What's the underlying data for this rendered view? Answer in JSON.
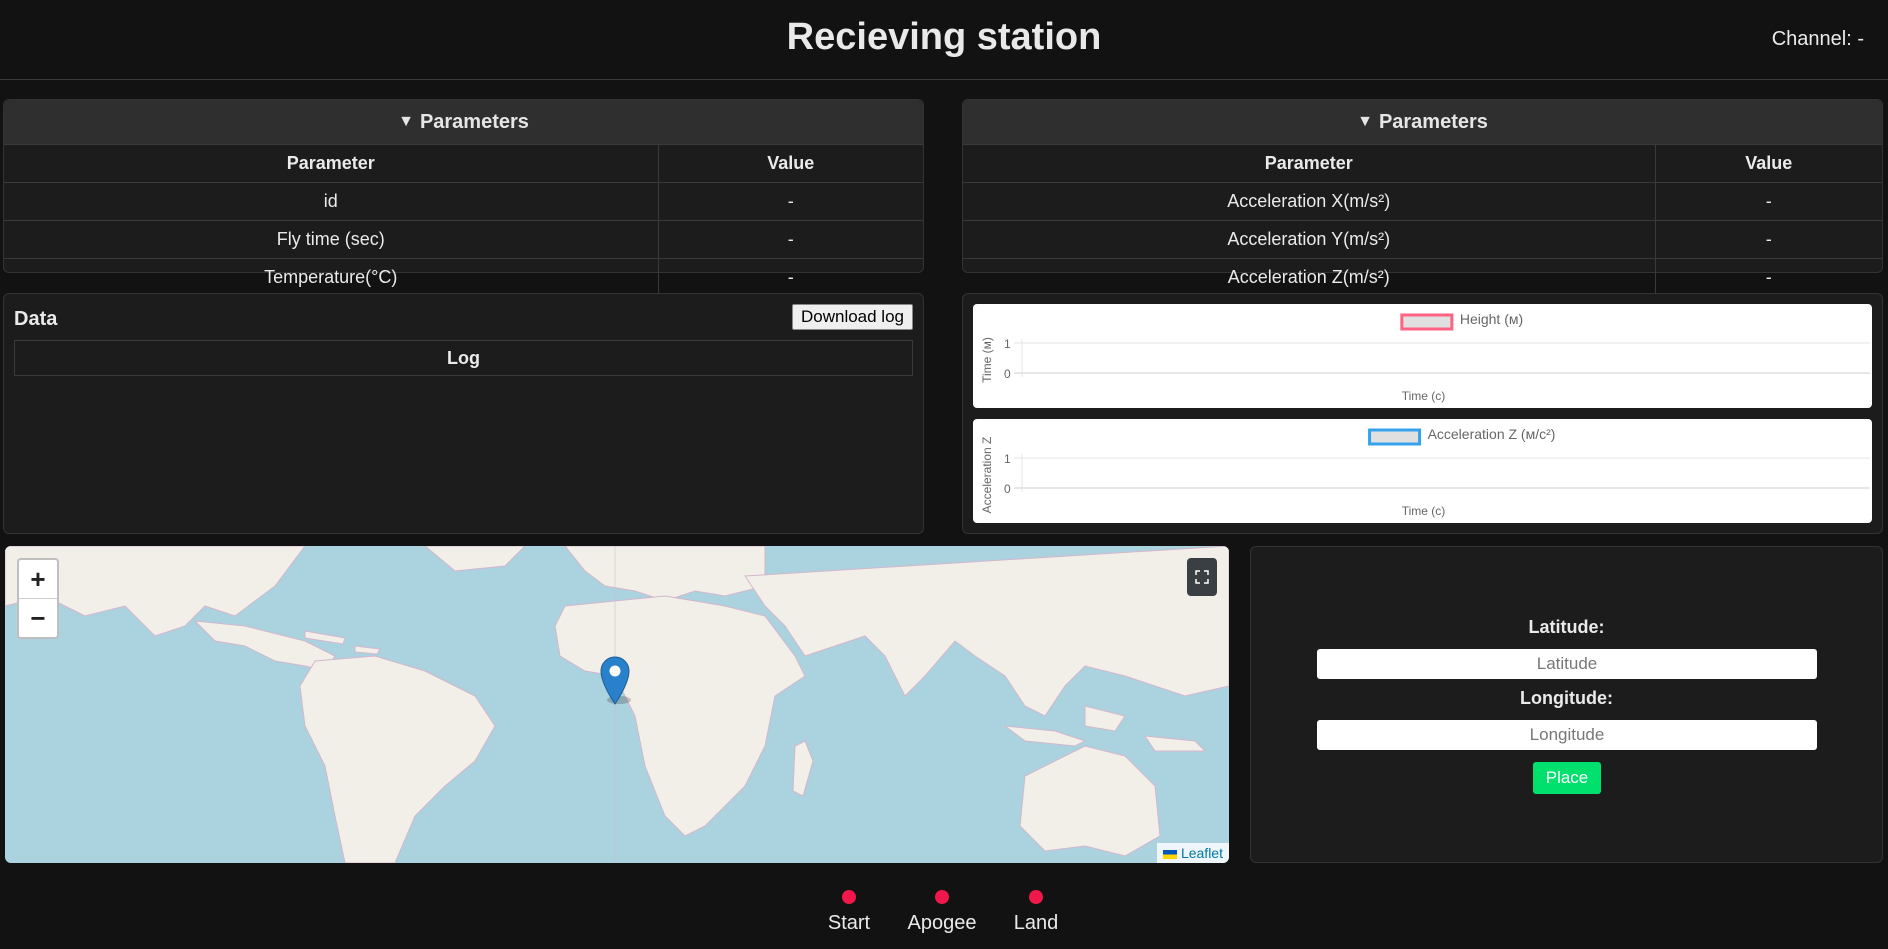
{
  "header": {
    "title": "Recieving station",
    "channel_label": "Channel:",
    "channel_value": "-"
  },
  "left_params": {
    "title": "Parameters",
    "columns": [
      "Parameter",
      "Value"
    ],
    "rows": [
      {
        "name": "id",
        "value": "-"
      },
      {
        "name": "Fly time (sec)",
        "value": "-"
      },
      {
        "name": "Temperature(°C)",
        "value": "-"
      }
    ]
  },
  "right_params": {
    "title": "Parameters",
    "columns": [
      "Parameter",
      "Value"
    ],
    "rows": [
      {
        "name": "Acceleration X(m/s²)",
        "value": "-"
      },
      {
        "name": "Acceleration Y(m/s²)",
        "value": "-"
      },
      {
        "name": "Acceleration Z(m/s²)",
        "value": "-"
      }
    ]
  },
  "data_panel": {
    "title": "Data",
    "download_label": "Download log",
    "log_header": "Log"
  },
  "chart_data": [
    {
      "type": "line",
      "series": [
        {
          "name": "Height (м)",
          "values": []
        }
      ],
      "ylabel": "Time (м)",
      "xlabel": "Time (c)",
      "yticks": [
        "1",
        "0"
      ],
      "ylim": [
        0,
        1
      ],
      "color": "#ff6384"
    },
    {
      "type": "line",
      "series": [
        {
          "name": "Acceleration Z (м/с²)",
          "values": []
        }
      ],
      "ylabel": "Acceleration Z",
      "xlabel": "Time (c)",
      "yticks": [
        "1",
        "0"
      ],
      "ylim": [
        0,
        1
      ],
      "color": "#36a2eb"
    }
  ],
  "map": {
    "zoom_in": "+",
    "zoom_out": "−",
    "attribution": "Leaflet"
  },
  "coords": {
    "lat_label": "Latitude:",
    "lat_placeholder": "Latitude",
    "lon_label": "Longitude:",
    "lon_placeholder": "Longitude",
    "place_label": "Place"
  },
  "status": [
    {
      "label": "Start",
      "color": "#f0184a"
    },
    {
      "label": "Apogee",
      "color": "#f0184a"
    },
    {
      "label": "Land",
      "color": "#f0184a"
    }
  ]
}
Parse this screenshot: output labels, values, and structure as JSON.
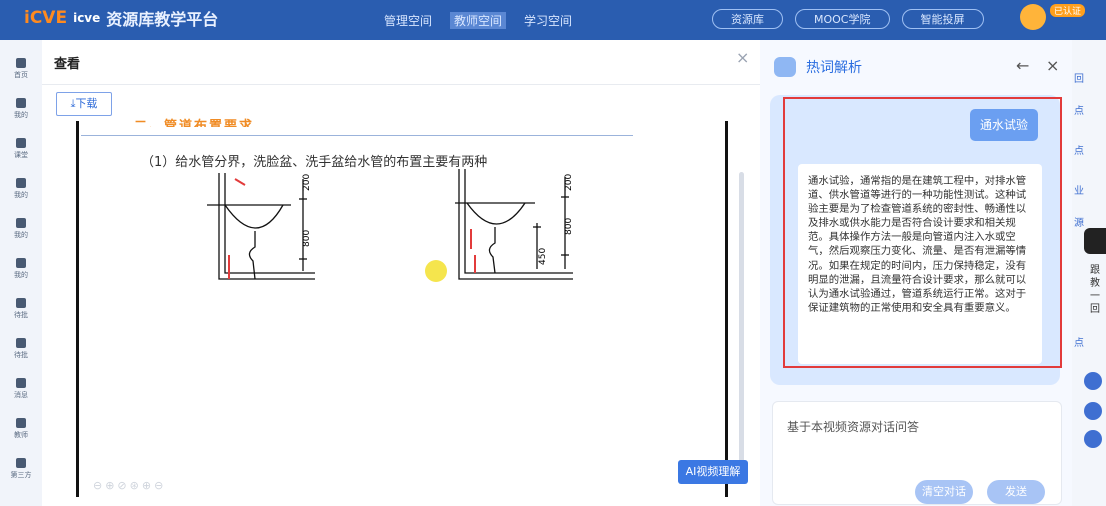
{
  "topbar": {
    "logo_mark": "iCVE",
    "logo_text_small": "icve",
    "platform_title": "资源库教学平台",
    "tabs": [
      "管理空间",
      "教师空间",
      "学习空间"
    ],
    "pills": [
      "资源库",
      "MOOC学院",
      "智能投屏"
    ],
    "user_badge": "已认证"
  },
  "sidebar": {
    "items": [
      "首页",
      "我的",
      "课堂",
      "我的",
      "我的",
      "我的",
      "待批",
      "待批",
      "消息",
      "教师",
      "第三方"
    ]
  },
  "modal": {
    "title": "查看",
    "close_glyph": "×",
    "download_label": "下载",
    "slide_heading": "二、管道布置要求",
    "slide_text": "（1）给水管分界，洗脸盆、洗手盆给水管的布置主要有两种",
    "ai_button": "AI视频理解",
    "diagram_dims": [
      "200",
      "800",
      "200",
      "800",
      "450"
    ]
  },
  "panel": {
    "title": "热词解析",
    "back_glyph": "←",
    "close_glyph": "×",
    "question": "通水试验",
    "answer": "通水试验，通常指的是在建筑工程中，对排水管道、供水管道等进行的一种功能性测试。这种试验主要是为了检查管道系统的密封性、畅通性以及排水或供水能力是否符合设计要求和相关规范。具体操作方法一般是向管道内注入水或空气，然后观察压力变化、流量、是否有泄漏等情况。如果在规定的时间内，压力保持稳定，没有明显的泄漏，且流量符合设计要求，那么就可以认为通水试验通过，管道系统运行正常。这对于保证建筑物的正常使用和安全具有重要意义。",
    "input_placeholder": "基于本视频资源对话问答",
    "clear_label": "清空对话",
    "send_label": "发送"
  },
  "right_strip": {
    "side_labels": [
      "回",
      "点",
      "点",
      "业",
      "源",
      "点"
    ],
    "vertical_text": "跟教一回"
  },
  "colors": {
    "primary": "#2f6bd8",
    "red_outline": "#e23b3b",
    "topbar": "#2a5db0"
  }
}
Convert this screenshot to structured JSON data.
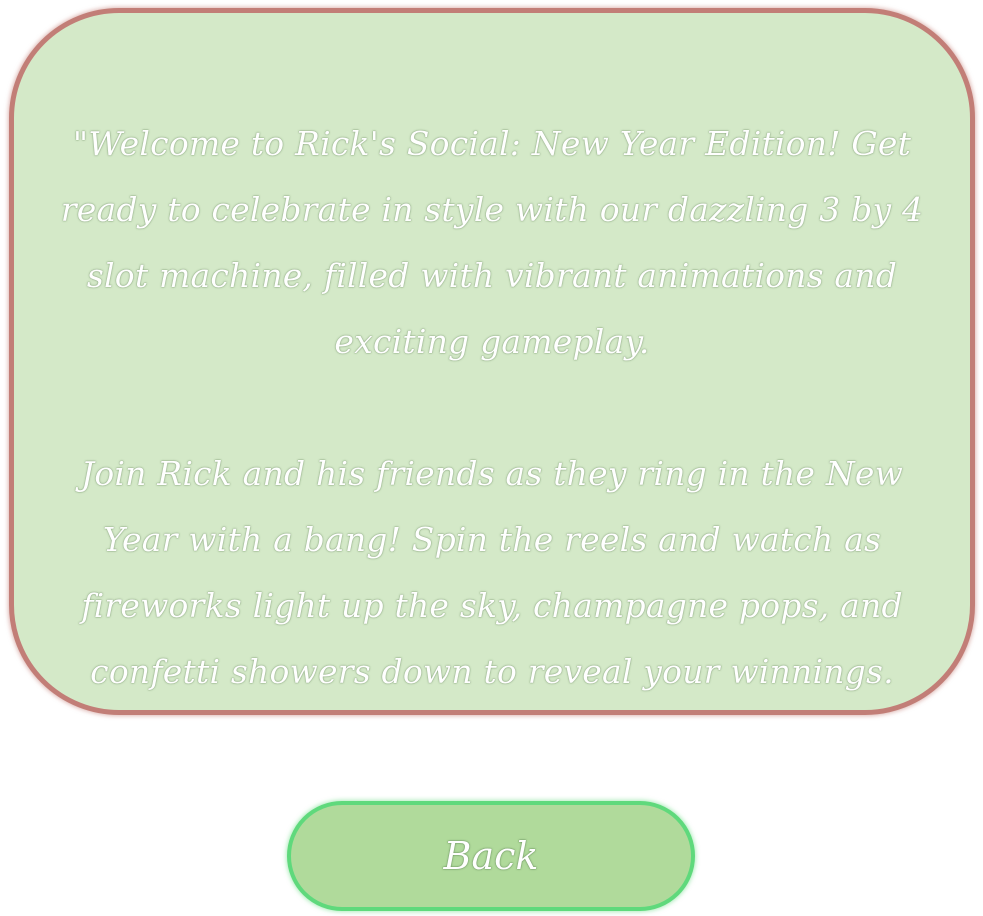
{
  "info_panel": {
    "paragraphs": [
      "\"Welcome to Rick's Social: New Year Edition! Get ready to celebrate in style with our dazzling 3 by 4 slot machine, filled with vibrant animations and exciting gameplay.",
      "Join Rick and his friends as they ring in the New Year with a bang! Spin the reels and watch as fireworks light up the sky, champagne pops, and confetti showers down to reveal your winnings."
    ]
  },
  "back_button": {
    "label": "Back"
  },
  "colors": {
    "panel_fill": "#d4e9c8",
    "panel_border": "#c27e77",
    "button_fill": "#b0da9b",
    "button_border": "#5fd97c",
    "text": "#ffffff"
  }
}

• **Instruction**
Copy the listing in full and without alteration, omitting every picture.

• **Response**
What's the underlying data for this rendered view? Answer in JSON.
{
  "header": {
    "title": "Recieving station",
    "channel_label": "Channel:",
    "channel_value": "-"
  },
  "left_params": {
    "title": "Parameters",
    "columns": [
      "Parameter",
      "Value"
    ],
    "rows": [
      {
        "name": "id",
        "value": "-"
      },
      {
        "name": "Fly time (sec)",
        "value": "-"
      },
      {
        "name": "Temperature(°C)",
        "value": "-"
      }
    ]
  },
  "right_params": {
    "title": "Parameters",
    "columns": [
      "Parameter",
      "Value"
    ],
    "rows": [
      {
        "name": "Acceleration X(m/s²)",
        "value": "-"
      },
      {
        "name": "Acceleration Y(m/s²)",
        "value": "-"
      },
      {
        "name": "Acceleration Z(m/s²)",
        "value": "-"
      }
    ]
  },
  "data_panel": {
    "title": "Data",
    "download_label": "Download log",
    "log_header": "Log"
  },
  "chart_data": [
    {
      "type": "line",
      "series": [
        {
          "name": "Height (м)",
          "values": []
        }
      ],
      "ylabel": "Time (м)",
      "xlabel": "Time (c)",
      "yticks": [
        "1",
        "0"
      ],
      "ylim": [
        0,
        1
      ],
      "color": "#ff6384"
    },
    {
      "type": "line",
      "series": [
        {
          "name": "Acceleration Z (м/с²)",
          "values": []
        }
      ],
      "ylabel": "Acceleration Z",
      "xlabel": "Time (c)",
      "yticks": [
        "1",
        "0"
      ],
      "ylim": [
        0,
        1
      ],
      "color": "#36a2eb"
    }
  ],
  "map": {
    "zoom_in": "+",
    "zoom_out": "−",
    "attribution": "Leaflet"
  },
  "coords": {
    "lat_label": "Latitude:",
    "lat_placeholder": "Latitude",
    "lon_label": "Longitude:",
    "lon_placeholder": "Longitude",
    "place_label": "Place"
  },
  "status": [
    {
      "label": "Start",
      "color": "#f0184a"
    },
    {
      "label": "Apogee",
      "color": "#f0184a"
    },
    {
      "label": "Land",
      "color": "#f0184a"
    }
  ]
}
Parse this screenshot: output labels, values, and structure as JSON.
{
  "topbar": {
    "logo_mark": "iCVE",
    "logo_text_small": "icve",
    "platform_title": "资源库教学平台",
    "tabs": [
      "管理空间",
      "教师空间",
      "学习空间"
    ],
    "pills": [
      "资源库",
      "MOOC学院",
      "智能投屏"
    ],
    "user_badge": "已认证"
  },
  "sidebar": {
    "items": [
      "首页",
      "我的",
      "课堂",
      "我的",
      "我的",
      "我的",
      "待批",
      "待批",
      "消息",
      "教师",
      "第三方"
    ]
  },
  "modal": {
    "title": "查看",
    "close_glyph": "×",
    "download_label": "下载",
    "slide_heading": "二、管道布置要求",
    "slide_text": "（1）给水管分界，洗脸盆、洗手盆给水管的布置主要有两种",
    "ai_button": "AI视频理解",
    "diagram_dims": [
      "200",
      "800",
      "200",
      "800",
      "450"
    ]
  },
  "panel": {
    "title": "热词解析",
    "back_glyph": "←",
    "close_glyph": "×",
    "question": "通水试验",
    "answer": "通水试验，通常指的是在建筑工程中，对排水管道、供水管道等进行的一种功能性测试。这种试验主要是为了检查管道系统的密封性、畅通性以及排水或供水能力是否符合设计要求和相关规范。具体操作方法一般是向管道内注入水或空气，然后观察压力变化、流量、是否有泄漏等情况。如果在规定的时间内，压力保持稳定，没有明显的泄漏，且流量符合设计要求，那么就可以认为通水试验通过，管道系统运行正常。这对于保证建筑物的正常使用和安全具有重要意义。",
    "input_placeholder": "基于本视频资源对话问答",
    "clear_label": "清空对话",
    "send_label": "发送"
  },
  "right_strip": {
    "side_labels": [
      "回",
      "点",
      "点",
      "业",
      "源",
      "点"
    ],
    "vertical_text": "跟教一回"
  },
  "colors": {
    "primary": "#2f6bd8",
    "red_outline": "#e23b3b",
    "topbar": "#2a5db0"
  }
}
Convert this screenshot to structured JSON data.
{
  "info_panel": {
    "paragraphs": [
      "\"Welcome to Rick's Social: New Year Edition! Get ready to celebrate in style with our dazzling 3 by 4 slot machine, filled with vibrant animations and exciting gameplay.",
      "Join Rick and his friends as they ring in the New Year with a bang! Spin the reels and watch as fireworks light up the sky, champagne pops, and confetti showers down to reveal your winnings."
    ]
  },
  "back_button": {
    "label": "Back"
  },
  "colors": {
    "panel_fill": "#d4e9c8",
    "panel_border": "#c27e77",
    "button_fill": "#b0da9b",
    "button_border": "#5fd97c",
    "text": "#ffffff"
  }
}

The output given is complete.